* Problem requirements: Copy every line of the entries that includes the word "самоуправления".

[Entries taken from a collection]
++++++++++++++++++++

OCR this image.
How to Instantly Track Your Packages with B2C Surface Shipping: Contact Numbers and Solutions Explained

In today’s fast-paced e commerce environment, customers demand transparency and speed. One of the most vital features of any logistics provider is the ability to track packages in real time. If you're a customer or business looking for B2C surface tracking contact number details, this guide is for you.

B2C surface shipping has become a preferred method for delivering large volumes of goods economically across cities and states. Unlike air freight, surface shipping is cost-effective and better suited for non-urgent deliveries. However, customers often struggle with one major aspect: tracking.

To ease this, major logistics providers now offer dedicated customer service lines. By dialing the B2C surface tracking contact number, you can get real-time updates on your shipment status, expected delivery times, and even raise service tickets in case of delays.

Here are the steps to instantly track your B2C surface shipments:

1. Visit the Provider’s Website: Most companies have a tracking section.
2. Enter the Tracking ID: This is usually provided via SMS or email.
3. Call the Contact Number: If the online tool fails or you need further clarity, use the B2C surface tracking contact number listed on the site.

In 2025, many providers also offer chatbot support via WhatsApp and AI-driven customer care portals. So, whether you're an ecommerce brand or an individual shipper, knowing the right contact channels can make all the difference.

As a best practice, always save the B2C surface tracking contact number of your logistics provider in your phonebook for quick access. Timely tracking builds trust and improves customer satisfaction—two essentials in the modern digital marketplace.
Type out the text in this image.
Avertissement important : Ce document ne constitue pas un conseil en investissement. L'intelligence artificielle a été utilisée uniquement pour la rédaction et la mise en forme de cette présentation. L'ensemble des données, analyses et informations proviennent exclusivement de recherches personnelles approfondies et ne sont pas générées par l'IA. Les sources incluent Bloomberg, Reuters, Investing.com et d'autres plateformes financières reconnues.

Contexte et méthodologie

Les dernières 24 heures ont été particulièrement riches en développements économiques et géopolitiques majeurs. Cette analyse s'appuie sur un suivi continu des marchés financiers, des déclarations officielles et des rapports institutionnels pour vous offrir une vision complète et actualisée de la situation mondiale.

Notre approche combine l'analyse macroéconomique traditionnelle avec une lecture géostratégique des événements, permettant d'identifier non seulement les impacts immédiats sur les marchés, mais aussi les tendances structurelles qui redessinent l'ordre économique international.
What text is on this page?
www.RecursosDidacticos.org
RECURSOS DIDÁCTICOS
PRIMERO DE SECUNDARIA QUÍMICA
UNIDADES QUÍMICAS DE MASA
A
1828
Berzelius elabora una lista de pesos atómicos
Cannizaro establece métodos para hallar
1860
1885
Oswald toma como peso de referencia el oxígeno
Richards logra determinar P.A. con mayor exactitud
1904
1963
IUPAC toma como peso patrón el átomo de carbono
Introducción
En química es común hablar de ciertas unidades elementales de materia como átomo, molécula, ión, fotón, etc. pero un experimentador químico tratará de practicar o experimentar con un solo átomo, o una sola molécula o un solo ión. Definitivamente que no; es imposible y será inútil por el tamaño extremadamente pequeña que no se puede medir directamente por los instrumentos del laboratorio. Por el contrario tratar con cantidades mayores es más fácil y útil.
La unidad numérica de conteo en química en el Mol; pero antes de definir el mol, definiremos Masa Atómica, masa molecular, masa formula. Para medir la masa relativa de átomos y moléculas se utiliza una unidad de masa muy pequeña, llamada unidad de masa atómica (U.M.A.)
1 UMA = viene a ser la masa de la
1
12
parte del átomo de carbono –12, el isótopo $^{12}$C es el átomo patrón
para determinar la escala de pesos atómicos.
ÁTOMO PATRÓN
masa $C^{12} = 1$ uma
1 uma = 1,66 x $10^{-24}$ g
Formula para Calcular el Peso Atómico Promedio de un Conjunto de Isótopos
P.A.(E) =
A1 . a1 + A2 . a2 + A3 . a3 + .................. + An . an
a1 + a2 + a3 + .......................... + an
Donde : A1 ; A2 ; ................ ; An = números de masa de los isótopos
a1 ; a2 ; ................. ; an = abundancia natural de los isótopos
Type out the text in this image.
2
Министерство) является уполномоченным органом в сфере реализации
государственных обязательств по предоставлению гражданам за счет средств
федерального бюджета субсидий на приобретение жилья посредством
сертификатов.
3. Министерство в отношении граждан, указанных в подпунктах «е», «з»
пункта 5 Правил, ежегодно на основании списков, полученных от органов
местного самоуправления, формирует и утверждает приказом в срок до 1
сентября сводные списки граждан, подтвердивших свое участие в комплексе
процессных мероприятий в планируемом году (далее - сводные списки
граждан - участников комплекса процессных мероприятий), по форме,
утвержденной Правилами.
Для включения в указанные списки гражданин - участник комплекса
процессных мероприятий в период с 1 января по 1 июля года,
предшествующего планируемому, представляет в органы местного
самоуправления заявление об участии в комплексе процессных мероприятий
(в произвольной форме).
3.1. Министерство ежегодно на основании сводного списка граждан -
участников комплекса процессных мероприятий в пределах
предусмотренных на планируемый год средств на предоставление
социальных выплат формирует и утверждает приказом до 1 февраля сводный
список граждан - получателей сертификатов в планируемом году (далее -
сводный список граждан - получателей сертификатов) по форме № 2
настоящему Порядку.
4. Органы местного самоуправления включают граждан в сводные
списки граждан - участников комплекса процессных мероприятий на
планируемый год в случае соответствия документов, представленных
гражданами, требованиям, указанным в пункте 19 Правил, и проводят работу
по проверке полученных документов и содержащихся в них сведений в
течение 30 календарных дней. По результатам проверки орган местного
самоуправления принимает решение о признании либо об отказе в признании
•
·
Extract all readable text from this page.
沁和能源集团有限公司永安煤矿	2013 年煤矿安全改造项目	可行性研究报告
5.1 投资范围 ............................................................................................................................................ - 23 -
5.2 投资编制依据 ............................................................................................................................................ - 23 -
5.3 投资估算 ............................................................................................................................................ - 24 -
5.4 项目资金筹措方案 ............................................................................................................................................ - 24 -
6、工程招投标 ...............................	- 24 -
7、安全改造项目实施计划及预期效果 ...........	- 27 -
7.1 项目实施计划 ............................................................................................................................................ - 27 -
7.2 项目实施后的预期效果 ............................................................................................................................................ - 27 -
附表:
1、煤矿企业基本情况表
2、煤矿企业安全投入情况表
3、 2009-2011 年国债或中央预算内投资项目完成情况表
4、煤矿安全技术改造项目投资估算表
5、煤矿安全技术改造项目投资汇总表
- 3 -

++++++++++++++++++++

* Response to this exercise:
местного самоуправления, формирует и утверждает приказом в срок до 1
самоуправления заявление об участии в комплексе процессных мероприятий
4. Органы местного самоуправления включают граждан в сводные
самоуправления принимает решение о признании либо об отказе в признании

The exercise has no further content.